**読む文章**
------------------------
実際にどのような研修をおこなっているのか、次の項から詳しく解説します。
介護スタッフの教育研修内容
介護スタッフの研修は経験値で内容が変わるものと、全員が受けるものがあります。それぞれ、内容をまとめてみました。
【入社したスタッフが全員受けるもの】
全職員を対象とする研修は、スタッフの資質向上は当然ながら、入居者それぞれの心身状況に対して的確な介護サービスを提供するために、医療・福祉の最新の動向を学び、必要な技術・知識を身につけることを目的にしています。すでに学んでいることでも、意識づけ強化・確認のために繰り返しに受ける内容もあります。
●法人理念・事業方針
●個人情報保護、法令遵守
●事故防止、身体拘束廃止、
●感染症予防(食中毒、インフルエンザ、ノロウイルス)
●認知症ケア、ターミナルケア
●褥瘡予防、口腔ケア、など
【経験値に応じて内容が変わるもの】
①新人研修
新入社員については社会人としての基本から、中途入社社員は施設の経営理念から始まり、早く戦力となって仕事ができるように、介護全般に関する知識や実践方法、仕事の進め方などを学びます。
新社会人や介護業界が未経験の方については、特に虐待や身体拘束廃止の取り組み方などの共通理解に力を入れて教育するところが多いです。
<内容>
●経営理念・介護理念
●就業規則・給与規定
●施設構造、人員配置、入所者のオリエンテーション
●高齢者特有の疾患、感染症、認知症ケア、心身拘束
●身体介助実践(排せつ・入浴・食事)、介護実技
●介護保険制度、重要事項説明書
●マナー・接遇、など
<研修期間>
3日~1ヶ月程度
②一般~中堅スタッフ研修
一般~中堅スタッフ研修では、介護全般に関してさらに知識や理解を深め、後輩の育成や、仕事における課題発掘・解決、業務改善のための視点や取り組み方など、中堅スタッフとしての役割意識を強化し、将来のリーダー育成を目的とした教育が行われます。
------------------------
**データ一覧**
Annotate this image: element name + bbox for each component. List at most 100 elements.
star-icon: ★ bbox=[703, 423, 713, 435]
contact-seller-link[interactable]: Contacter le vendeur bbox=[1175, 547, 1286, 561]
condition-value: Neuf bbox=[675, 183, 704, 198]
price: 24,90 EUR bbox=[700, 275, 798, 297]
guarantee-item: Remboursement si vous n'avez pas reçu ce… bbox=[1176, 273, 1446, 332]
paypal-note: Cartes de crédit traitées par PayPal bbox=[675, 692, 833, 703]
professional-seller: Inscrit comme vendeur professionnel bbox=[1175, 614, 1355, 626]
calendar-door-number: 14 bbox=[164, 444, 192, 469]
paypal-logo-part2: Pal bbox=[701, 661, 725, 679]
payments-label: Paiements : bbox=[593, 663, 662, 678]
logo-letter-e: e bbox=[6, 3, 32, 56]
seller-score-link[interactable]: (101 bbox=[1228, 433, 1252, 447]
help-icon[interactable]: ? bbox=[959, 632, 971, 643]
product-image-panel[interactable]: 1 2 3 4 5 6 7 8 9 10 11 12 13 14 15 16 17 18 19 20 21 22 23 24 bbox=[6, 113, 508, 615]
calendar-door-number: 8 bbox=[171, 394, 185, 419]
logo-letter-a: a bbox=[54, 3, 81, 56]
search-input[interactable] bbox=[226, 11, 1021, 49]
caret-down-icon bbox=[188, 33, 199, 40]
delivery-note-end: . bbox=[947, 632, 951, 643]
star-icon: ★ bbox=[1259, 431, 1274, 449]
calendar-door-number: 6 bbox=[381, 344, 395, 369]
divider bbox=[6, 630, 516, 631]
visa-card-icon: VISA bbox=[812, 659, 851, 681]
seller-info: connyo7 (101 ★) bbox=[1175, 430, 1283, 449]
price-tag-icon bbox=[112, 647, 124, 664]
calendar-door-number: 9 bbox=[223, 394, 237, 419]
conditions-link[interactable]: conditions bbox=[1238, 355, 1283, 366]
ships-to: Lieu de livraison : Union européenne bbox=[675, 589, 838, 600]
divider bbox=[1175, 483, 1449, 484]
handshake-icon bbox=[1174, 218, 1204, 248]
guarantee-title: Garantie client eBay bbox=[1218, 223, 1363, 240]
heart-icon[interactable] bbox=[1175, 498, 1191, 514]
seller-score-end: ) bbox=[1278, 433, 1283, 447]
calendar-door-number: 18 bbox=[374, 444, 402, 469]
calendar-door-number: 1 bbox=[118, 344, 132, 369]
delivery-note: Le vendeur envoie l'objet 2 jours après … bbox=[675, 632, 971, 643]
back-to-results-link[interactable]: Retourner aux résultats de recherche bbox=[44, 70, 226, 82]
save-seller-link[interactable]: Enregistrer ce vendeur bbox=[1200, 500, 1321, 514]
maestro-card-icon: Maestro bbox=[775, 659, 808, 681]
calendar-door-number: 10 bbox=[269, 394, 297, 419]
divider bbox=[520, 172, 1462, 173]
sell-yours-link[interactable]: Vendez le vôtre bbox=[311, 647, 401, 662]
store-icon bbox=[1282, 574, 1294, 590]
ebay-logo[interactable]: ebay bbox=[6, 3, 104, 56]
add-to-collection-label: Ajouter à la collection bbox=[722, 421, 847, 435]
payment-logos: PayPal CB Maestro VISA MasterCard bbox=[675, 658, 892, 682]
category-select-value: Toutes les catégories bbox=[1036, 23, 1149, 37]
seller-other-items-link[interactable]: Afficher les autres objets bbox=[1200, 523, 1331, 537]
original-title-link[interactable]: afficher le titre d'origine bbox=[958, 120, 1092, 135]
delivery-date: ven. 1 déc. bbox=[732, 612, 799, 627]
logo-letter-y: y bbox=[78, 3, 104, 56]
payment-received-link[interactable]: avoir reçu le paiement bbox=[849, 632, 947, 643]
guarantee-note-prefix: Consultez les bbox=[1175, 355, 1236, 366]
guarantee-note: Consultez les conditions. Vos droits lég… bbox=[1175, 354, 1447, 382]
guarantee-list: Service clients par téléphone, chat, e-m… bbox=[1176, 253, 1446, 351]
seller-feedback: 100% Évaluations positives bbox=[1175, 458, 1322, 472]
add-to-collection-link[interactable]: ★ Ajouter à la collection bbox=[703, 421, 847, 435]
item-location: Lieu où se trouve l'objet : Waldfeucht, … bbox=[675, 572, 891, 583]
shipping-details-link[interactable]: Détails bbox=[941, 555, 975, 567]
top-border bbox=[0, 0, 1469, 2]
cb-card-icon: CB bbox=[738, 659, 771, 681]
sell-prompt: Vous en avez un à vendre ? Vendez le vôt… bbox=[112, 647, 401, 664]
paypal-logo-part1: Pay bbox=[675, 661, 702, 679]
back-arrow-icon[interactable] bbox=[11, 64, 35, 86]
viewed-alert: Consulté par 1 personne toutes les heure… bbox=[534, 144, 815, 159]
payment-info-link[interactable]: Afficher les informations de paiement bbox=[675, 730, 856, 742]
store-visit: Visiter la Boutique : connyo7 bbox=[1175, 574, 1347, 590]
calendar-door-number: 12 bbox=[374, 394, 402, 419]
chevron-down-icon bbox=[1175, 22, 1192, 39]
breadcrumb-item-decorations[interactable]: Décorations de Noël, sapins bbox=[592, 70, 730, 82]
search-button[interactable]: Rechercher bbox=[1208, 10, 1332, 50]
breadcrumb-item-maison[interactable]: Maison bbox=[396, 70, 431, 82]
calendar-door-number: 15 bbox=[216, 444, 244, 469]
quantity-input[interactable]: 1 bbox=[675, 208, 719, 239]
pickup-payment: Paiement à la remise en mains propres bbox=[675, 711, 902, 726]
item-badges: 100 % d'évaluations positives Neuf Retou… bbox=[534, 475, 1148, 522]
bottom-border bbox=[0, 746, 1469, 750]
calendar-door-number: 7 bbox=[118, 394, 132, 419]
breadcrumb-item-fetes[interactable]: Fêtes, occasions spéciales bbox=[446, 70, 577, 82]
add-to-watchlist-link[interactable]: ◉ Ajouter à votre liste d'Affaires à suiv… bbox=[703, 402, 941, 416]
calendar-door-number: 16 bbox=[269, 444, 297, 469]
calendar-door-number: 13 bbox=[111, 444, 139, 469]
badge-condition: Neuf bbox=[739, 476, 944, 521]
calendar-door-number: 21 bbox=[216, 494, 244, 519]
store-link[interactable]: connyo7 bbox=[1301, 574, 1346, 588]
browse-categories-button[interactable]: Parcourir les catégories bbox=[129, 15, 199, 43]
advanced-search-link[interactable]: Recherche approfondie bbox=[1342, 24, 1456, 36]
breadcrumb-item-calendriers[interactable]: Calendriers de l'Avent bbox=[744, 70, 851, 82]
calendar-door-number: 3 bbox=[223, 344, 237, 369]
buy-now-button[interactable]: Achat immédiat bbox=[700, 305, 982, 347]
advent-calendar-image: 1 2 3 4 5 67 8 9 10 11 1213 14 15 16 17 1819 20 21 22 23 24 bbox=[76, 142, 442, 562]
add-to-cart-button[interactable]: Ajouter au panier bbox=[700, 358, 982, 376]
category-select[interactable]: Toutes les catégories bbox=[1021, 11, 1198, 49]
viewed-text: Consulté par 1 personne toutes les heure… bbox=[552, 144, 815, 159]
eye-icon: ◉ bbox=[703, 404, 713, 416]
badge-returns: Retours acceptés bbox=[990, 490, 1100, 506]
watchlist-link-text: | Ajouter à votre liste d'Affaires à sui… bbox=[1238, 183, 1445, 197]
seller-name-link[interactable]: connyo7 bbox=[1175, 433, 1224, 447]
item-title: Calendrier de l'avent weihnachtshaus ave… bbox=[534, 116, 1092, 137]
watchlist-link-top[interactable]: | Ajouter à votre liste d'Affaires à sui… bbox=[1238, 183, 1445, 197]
------------------------
**読んで活かす**
a. 介護スタッフ研修の文章によると、新人研修の研修期間はどのくらいですか。
b. 介護スタッフ研修の文章を、最後の文の後から書き進めてください。
エントリーは、介護スタッフ研修の文章とは別の資料です。

**番号別解答**
a. 3日~1ヶ月程度です。

b.
<内容>
●看取り・ターミナルケア、入居者・家族の精神的ケア
●事故防止対策、ヒヤリハット・事例検討
●自立支援、ケアプラン立案
●クレーム対応
●リーダーシップ
●問題解決ワーク、など
<研修期間(時間)>
半日~3日程度
③管理職・リーダー研修
管理職・リーダー研修では、組織を動かすリーダーシップ論や、経営や労務管理、危機管理などのマネジメント手法を学び、チームや部門リーダー、管理職としての役割を認識し、利用者の命をあずかる施設の運営を行うための教育が施されます。
<内容>
●労務管理、経営管理
●リーダーシップ、チームビルディング
●コミュニケーションスキル、コーチング
●リスクマネジメント
●ストレスマネジメント 等
<研修期間>
1~3日程度
他社と差がつく研修内容
教育に力を入れているホームは、上記以外にもさまざまなユニークな研修や制度を取り入れて、スタッフのスキル向上を図っています。
●資格取得を推奨
スタッフのスキル・モチベーションアップ、施設としての介護サービス向上のために、スタッフに「介護職員初任者研修」や「介護福祉士」、「ケアマネジャー」などの資格取得を推奨し、独自に講座を開いたり、施設が費用負担をして講習会に参加できるなどの制度を取り入れています。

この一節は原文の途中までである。